Datos a procesar —

—————

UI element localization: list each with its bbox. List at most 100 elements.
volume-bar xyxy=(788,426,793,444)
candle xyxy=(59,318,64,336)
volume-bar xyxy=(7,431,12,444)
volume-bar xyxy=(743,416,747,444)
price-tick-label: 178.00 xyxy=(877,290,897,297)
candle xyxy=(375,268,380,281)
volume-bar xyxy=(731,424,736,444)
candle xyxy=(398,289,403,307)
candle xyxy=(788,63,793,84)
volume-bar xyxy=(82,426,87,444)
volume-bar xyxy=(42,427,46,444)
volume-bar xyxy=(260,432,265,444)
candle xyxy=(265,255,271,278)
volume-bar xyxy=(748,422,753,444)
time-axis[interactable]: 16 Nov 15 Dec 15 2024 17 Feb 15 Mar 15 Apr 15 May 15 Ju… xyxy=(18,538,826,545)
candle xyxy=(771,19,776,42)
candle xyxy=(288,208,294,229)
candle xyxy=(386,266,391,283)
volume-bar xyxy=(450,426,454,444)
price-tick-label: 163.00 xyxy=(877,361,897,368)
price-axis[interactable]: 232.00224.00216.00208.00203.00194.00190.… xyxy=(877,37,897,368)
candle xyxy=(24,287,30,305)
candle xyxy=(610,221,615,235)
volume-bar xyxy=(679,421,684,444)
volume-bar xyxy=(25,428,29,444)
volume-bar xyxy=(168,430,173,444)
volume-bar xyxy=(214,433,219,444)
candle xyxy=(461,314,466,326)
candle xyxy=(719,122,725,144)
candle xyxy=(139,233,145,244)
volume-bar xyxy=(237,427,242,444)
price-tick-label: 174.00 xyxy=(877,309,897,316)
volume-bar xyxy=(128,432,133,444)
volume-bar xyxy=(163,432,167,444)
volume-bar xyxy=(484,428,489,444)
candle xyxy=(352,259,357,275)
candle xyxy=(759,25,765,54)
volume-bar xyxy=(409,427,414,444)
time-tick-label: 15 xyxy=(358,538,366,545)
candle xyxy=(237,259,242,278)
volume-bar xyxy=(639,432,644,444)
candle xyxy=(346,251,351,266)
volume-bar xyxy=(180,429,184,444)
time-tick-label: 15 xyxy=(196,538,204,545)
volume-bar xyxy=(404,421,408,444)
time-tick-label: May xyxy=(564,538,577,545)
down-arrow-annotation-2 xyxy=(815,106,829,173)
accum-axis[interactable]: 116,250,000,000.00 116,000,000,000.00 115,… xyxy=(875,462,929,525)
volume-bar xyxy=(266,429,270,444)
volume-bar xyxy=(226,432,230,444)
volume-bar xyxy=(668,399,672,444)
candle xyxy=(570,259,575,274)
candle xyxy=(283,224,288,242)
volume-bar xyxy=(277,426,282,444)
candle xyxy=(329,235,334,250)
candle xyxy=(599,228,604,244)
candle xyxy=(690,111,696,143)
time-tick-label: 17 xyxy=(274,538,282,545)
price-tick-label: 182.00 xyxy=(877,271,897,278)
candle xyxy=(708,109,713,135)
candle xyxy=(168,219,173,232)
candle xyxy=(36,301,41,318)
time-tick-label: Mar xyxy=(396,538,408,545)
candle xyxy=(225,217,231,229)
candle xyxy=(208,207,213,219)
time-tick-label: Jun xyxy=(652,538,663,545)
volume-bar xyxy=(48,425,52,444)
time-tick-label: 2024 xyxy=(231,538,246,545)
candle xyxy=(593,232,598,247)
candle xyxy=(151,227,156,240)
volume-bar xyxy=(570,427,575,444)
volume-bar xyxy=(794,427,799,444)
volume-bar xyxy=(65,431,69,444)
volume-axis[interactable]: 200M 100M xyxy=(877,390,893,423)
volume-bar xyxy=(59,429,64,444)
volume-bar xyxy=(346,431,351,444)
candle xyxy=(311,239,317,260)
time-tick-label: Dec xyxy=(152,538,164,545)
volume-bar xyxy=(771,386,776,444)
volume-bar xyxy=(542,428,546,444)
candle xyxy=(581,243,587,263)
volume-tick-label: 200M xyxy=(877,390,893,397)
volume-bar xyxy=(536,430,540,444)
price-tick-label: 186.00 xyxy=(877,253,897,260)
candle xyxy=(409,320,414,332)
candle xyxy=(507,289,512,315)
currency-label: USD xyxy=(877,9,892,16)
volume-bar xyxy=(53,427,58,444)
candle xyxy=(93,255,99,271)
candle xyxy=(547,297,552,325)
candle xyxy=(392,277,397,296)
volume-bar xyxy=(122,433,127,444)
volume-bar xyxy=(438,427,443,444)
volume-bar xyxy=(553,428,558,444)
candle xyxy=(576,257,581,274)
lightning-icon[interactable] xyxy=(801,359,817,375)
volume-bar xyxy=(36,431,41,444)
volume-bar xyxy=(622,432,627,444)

—————

Objetivo —
Reproduce palabra por palabra el tramo de líneas que va desde el comienzo hasta la línea que contiene "volume-bar xyxy=(731,424,736,444)", ambas incluidas.

Respuesta completa —
UI element localization: list each with its bbox. List at most 100 elements.
volume-bar xyxy=(788,426,793,444)
candle xyxy=(59,318,64,336)
volume-bar xyxy=(7,431,12,444)
volume-bar xyxy=(743,416,747,444)
price-tick-label: 178.00 xyxy=(877,290,897,297)
candle xyxy=(375,268,380,281)
volume-bar xyxy=(731,424,736,444)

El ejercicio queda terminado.